**Objective:** Extract every line where the string "Алкогольная" appears.
[Data excerpts start]
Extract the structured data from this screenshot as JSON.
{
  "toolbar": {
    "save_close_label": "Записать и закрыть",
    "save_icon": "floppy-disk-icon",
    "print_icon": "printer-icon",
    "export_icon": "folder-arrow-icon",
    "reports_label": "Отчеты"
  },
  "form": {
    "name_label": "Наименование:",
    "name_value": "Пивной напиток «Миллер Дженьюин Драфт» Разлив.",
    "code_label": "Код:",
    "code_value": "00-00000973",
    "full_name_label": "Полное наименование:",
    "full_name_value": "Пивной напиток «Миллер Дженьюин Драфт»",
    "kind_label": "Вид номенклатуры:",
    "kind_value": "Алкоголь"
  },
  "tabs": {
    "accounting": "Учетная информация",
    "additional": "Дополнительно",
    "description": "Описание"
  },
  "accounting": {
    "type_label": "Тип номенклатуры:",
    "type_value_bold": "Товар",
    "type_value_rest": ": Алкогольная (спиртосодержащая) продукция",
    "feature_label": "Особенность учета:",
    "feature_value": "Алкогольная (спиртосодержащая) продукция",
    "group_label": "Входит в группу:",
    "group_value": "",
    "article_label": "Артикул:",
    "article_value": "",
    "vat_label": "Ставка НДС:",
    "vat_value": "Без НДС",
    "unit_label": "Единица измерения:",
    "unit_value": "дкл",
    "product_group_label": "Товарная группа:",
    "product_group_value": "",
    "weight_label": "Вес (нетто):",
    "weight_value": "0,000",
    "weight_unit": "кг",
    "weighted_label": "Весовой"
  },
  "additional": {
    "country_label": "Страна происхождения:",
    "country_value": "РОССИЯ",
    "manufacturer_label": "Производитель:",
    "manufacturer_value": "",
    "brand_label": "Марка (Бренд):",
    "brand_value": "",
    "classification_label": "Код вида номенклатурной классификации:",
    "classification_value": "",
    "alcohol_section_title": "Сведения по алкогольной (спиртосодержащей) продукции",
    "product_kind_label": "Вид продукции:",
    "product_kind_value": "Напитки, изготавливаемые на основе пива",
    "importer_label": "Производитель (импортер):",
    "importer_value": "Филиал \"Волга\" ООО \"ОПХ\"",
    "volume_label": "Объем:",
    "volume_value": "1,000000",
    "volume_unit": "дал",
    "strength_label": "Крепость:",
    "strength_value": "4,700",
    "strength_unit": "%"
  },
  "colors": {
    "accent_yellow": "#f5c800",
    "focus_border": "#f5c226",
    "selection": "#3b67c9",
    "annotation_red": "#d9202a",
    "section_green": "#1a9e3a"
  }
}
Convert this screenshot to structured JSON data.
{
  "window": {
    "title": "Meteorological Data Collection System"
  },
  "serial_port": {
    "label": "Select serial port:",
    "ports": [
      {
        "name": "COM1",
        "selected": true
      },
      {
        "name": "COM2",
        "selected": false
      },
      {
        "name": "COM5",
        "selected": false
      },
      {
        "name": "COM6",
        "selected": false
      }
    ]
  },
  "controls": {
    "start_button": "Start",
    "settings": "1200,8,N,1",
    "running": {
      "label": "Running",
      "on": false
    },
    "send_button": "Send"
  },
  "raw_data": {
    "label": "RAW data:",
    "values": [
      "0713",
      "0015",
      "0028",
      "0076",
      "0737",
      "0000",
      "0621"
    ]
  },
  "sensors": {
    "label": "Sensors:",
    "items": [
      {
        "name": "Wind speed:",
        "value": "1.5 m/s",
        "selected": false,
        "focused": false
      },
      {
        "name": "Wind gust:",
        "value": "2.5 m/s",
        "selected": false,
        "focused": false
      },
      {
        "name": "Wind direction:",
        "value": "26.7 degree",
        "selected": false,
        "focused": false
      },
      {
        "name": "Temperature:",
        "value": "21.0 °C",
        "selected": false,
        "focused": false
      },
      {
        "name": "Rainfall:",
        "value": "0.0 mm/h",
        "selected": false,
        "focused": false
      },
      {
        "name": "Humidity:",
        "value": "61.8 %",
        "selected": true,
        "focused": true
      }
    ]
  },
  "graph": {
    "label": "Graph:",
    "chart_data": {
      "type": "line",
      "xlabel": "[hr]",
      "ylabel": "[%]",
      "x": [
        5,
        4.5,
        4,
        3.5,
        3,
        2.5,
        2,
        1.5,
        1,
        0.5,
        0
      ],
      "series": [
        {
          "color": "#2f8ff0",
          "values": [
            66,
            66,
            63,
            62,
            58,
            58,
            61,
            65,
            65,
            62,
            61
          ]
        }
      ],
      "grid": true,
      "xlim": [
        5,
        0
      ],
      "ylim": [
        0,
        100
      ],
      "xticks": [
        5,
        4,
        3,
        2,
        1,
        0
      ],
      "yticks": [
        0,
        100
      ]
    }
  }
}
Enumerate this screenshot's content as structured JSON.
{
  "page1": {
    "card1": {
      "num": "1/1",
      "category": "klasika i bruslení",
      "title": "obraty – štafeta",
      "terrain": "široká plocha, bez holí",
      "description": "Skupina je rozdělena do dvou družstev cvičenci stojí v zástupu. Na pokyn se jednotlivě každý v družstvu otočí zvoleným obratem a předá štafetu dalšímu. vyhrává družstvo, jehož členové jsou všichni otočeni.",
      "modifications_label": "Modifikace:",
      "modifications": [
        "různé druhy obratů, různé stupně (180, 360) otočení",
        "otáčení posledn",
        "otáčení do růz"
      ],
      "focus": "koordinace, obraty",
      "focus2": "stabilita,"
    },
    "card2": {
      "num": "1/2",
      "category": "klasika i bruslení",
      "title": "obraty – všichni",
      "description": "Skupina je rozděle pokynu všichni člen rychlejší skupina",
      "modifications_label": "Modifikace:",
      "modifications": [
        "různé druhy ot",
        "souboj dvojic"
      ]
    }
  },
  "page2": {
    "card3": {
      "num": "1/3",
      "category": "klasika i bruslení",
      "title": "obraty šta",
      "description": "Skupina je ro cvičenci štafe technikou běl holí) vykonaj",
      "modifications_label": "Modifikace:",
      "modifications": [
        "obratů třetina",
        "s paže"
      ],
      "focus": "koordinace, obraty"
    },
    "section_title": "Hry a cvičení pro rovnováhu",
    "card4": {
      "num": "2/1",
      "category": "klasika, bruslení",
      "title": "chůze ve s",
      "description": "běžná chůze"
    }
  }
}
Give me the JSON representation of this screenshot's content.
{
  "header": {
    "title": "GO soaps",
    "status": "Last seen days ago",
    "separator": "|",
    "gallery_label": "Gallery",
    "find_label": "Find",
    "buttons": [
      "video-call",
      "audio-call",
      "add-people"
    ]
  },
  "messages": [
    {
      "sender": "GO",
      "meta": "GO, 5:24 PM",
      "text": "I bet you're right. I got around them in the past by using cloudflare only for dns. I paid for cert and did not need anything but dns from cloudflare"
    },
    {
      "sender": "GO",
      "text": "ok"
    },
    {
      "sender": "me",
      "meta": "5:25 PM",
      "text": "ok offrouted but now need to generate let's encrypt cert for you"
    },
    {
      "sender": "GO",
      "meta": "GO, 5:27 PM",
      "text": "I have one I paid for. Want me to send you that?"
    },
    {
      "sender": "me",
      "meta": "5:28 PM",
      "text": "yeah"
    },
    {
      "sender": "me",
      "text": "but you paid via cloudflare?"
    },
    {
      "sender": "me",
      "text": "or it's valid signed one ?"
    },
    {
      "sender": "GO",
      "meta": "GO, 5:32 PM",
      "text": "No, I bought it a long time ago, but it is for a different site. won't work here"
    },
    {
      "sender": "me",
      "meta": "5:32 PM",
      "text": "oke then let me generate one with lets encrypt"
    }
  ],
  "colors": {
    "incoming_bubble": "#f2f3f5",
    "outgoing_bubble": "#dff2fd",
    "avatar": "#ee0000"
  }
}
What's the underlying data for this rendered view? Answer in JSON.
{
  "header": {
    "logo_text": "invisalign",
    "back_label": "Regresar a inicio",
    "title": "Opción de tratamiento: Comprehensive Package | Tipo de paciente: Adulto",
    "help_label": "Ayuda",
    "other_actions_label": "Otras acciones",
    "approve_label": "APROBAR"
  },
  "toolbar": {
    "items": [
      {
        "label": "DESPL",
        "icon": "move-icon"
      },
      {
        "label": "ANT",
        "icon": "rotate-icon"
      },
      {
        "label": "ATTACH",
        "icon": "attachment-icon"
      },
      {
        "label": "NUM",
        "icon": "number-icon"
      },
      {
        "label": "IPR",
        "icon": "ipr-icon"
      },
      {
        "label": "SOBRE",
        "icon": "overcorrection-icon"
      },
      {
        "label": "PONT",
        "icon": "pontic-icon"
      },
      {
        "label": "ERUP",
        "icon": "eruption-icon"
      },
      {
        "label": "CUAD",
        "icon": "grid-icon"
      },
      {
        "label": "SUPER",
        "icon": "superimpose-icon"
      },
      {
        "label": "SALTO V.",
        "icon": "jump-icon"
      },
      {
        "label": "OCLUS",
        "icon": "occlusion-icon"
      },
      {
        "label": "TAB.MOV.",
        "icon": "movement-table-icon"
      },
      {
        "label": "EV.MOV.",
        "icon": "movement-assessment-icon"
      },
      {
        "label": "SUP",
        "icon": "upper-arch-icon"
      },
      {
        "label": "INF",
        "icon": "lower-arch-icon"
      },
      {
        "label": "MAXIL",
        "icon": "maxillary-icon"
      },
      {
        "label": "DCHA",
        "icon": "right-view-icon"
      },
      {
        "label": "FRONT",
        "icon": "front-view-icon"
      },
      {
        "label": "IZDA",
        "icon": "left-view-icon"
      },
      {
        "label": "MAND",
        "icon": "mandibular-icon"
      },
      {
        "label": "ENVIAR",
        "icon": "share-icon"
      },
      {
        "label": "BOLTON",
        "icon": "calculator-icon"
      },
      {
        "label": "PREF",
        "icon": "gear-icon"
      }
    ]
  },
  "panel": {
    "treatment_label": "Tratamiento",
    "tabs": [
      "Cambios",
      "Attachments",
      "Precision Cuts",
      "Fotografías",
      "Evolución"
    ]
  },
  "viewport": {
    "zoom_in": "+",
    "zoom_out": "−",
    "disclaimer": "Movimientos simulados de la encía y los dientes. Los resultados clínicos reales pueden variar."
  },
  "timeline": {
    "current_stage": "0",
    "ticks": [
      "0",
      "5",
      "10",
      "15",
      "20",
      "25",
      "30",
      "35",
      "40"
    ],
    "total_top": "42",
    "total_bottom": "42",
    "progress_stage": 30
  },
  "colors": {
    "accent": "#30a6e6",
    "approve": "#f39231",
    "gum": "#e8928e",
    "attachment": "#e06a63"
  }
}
[Data excerpts end]
**Exercise answer:**
    "type_value_rest": ": Алкогольная (спиртосодержащая) продукция",
    "feature_value": "Алкогольная (спиртосодержащая) продукция",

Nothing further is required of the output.